Written task: Each entry must be reproduced precisely as it stands.

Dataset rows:
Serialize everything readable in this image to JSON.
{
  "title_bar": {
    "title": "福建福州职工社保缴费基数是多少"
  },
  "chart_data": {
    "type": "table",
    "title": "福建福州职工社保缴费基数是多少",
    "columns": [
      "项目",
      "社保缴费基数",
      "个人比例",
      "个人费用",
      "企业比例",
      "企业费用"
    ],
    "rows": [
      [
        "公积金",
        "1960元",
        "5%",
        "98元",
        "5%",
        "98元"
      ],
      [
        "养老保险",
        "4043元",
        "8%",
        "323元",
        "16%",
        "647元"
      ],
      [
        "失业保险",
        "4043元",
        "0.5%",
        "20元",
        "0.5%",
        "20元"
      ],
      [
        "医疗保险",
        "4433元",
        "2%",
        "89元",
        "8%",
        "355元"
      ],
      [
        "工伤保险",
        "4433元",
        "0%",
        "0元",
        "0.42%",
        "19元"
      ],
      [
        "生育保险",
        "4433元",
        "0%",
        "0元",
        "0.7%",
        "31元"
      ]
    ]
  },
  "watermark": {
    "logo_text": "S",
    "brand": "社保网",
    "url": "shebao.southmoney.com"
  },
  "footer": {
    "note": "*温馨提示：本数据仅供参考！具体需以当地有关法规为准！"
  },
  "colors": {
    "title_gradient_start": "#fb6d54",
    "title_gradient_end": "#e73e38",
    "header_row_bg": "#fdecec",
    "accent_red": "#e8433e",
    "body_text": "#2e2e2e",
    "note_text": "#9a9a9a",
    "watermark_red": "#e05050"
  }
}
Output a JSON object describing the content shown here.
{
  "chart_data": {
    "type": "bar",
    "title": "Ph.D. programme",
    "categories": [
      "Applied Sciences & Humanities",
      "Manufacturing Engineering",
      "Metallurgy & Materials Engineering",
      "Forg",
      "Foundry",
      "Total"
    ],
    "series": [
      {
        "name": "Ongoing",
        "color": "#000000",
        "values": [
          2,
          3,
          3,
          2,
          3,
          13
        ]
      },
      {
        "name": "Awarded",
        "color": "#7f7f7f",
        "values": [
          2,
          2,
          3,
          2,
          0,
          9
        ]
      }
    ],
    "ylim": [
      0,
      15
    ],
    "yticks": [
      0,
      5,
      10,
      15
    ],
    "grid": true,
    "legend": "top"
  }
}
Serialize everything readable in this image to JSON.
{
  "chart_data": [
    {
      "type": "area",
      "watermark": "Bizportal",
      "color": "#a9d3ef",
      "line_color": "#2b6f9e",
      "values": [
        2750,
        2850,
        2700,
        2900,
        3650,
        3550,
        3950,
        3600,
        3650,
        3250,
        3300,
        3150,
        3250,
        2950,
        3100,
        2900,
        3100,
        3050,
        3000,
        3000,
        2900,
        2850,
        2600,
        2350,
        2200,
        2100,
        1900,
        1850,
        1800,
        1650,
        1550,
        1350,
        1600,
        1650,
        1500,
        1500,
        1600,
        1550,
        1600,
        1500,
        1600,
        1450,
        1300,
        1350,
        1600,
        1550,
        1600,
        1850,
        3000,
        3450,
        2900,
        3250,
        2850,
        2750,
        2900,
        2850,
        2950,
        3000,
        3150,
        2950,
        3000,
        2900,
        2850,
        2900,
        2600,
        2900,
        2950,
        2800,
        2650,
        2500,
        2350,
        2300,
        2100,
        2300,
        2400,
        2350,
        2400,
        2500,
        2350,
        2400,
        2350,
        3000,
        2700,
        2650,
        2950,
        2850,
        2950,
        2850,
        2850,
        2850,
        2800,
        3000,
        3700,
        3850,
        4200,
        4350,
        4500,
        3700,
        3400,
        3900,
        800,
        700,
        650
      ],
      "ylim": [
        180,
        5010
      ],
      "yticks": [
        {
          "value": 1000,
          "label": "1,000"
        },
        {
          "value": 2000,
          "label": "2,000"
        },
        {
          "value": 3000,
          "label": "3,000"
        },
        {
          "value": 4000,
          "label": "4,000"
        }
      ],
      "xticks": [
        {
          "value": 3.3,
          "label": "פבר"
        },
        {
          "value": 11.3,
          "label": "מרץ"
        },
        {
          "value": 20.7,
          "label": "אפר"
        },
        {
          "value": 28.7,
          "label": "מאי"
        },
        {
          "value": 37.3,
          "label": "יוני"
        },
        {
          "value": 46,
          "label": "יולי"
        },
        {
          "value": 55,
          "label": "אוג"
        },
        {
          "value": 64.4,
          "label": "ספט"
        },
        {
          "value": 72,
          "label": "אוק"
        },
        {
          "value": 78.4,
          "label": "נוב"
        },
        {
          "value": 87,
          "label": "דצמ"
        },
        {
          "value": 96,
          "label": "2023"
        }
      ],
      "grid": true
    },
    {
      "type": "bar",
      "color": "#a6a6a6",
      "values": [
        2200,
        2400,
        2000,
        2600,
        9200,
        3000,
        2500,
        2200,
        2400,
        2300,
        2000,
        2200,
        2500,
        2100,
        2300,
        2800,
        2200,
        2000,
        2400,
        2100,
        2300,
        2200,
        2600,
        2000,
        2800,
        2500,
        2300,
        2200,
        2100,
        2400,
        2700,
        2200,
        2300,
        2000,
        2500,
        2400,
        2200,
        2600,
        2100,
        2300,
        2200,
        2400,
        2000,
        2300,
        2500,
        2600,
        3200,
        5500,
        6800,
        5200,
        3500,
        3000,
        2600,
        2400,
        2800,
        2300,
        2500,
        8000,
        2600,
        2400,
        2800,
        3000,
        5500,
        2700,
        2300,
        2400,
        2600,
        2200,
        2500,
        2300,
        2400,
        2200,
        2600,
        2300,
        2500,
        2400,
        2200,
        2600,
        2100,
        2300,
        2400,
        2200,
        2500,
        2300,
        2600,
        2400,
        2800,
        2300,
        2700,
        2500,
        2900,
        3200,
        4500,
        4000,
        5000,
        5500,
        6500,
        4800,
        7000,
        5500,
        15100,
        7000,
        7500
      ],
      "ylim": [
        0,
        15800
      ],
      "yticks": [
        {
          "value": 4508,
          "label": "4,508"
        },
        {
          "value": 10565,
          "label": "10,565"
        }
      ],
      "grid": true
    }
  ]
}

Final answer:
Serialize everything readable in this image to JSON.
{
  "title_bar": {
    "title": "福建福州职工社保缴费基数是多少"
  },
  "chart_data": {
    "type": "table",
    "title": "福建福州职工社保缴费基数是多少",
    "columns": [
      "项目",
      "社保缴费基数",
      "个人比例",
      "个人费用",
      "企业比例",
      "企业费用"
    ],
    "rows": [
      [
        "公积金",
        "1960元",
        "5%",
        "98元",
        "5%",
        "98元"
      ],
      [
        "养老保险",
        "4043元",
        "8%",
        "323元",
        "16%",
        "647元"
      ],
      [
        "失业保险",
        "4043元",
        "0.5%",
        "20元",
        "0.5%",
        "20元"
      ],
      [
        "医疗保险",
        "4433元",
        "2%",
        "89元",
        "8%",
        "355元"
      ],
      [
        "工伤保险",
        "4433元",
        "0%",
        "0元",
        "0.42%",
        "19元"
      ],
      [
        "生育保险",
        "4433元",
        "0%",
        "0元",
        "0.7%",
        "31元"
      ]
    ]
  },
  "watermark": {
    "logo_text": "S",
    "brand": "社保网",
    "url": "shebao.southmoney.com"
  },
  "footer": {
    "note": "*温馨提示：本数据仅供参考！具体需以当地有关法规为准！"
  },
  "colors": {
    "title_gradient_start": "#fb6d54",
    "title_gradient_end": "#e73e38",
    "header_row_bg": "#fdecec",
    "accent_red": "#e8433e",
    "body_text": "#2e2e2e",
    "note_text": "#9a9a9a",
    "watermark_red": "#e05050"
  }
}
Output a JSON object describing the content shown here.
{
  "chart_data": {
    "type": "bar",
    "title": "Ph.D. programme",
    "categories": [
      "Applied Sciences & Humanities",
      "Manufacturing Engineering",
      "Metallurgy & Materials Engineering",
      "Forg",
      "Foundry",
      "Total"
    ],
    "series": [
      {
        "name": "Ongoing",
        "color": "#000000",
        "values": [
          2,
          3,
          3,
          2,
          3,
          13
        ]
      },
      {
        "name": "Awarded",
        "color": "#7f7f7f",
        "values": [
          2,
          2,
          3,
          2,
          0,
          9
        ]
      }
    ],
    "ylim": [
      0,
      15
    ],
    "yticks": [
      0,
      5,
      10,
      15
    ],
    "grid": true,
    "legend": "top"
  }
}
Serialize everything readable in this image to JSON.
{
  "chart_data": [
    {
      "type": "area",
      "watermark": "Bizportal",
      "color": "#a9d3ef",
      "line_color": "#2b6f9e",
      "values": [
        2750,
        2850,
        2700,
        2900,
        3650,
        3550,
        3950,
        3600,
        3650,
        3250,
        3300,
        3150,
        3250,
        2950,
        3100,
        2900,
        3100,
        3050,
        3000,
        3000,
        2900,
        2850,
        2600,
        2350,
        2200,
        2100,
        1900,
        1850,
        1800,
        1650,
        1550,
        1350,
        1600,
        1650,
        1500,
        1500,
        1600,
        1550,
        1600,
        1500,
        1600,
        1450,
        1300,
        1350,
        1600,
        1550,
        1600,
        1850,
        3000,
        3450,
        2900,
        3250,
        2850,
        2750,
        2900,
        2850,
        2950,
        3000,
        3150,
        2950,
        3000,
        2900,
        2850,
        2900,
        2600,
        2900,
        2950,
        2800,
        2650,
        2500,
        2350,
        2300,
        2100,
        2300,
        2400,
        2350,
        2400,
        2500,
        2350,
        2400,
        2350,
        3000,
        2700,
        2650,
        2950,
        2850,
        2950,
        2850,
        2850,
        2850,
        2800,
        3000,
        3700,
        3850,
        4200,
        4350,
        4500,
        3700,
        3400,
        3900,
        800,
        700,
        650
      ],
      "ylim": [
        180,
        5010
      ],
      "yticks": [
        {
          "value": 1000,
          "label": "1,000"
        },
        {
          "value": 2000,
          "label": "2,000"
        },
        {
          "value": 3000,
          "label": "3,000"
        },
        {
          "value": 4000,
          "label": "4,000"
        }
      ],
      "xticks": [
        {
          "value": 3.3,
          "label": "פבר"
        },
        {
          "value": 11.3,
          "label": "מרץ"
        },
        {
          "value": 20.7,
          "label": "אפר"
        },
        {
          "value": 28.7,
          "label": "מאי"
        },
        {
          "value": 37.3,
          "label": "יוני"
        },
        {
          "value": 46,
          "label": "יולי"
        },
        {
          "value": 55,
          "label": "אוג"
        },
        {
          "value": 64.4,
          "label": "ספט"
        },
        {
          "value": 72,
          "label": "אוק"
        },
        {
          "value": 78.4,
          "label": "נוב"
        },
        {
          "value": 87,
          "label": "דצמ"
        },
        {
          "value": 96,
          "label": "2023"
        }
      ],
      "grid": true
    },
    {
      "type": "bar",
      "color": "#a6a6a6",
      "values": [
        2200,
        2400,
        2000,
        2600,
        9200,
        3000,
        2500,
        2200,
        2400,
        2300,
        2000,
        2200,
        2500,
        2100,
        2300,
        2800,
        2200,
        2000,
        2400,
        2100,
        2300,
        2200,
        2600,
        2000,
        2800,
        2500,
        2300,
        2200,
        2100,
        2400,
        2700,
        2200,
        2300,
        2000,
        2500,
        2400,
        2200,
        2600,
        2100,
        2300,
        2200,
        2400,
        2000,
        2300,
        2500,
        2600,
        3200,
        5500,
        6800,
        5200,
        3500,
        3000,
        2600,
        2400,
        2800,
        2300,
        2500,
        8000,
        2600,
        2400,
        2800,
        3000,
        5500,
        2700,
        2300,
        2400,
        2600,
        2200,
        2500,
        2300,
        2400,
        2200,
        2600,
        2300,
        2500,
        2400,
        2200,
        2600,
        2100,
        2300,
        2400,
        2200,
        2500,
        2300,
        2600,
        2400,
        2800,
        2300,
        2700,
        2500,
        2900,
        3200,
        4500,
        4000,
        5000,
        5500,
        6500,
        4800,
        7000,
        5500,
        15100,
        7000,
        7500
      ],
      "ylim": [
        0,
        15800
      ],
      "yticks": [
        {
          "value": 4508,
          "label": "4,508"
        },
        {
          "value": 10565,
          "label": "10,565"
        }
      ],
      "grid": true
    }
  ]
}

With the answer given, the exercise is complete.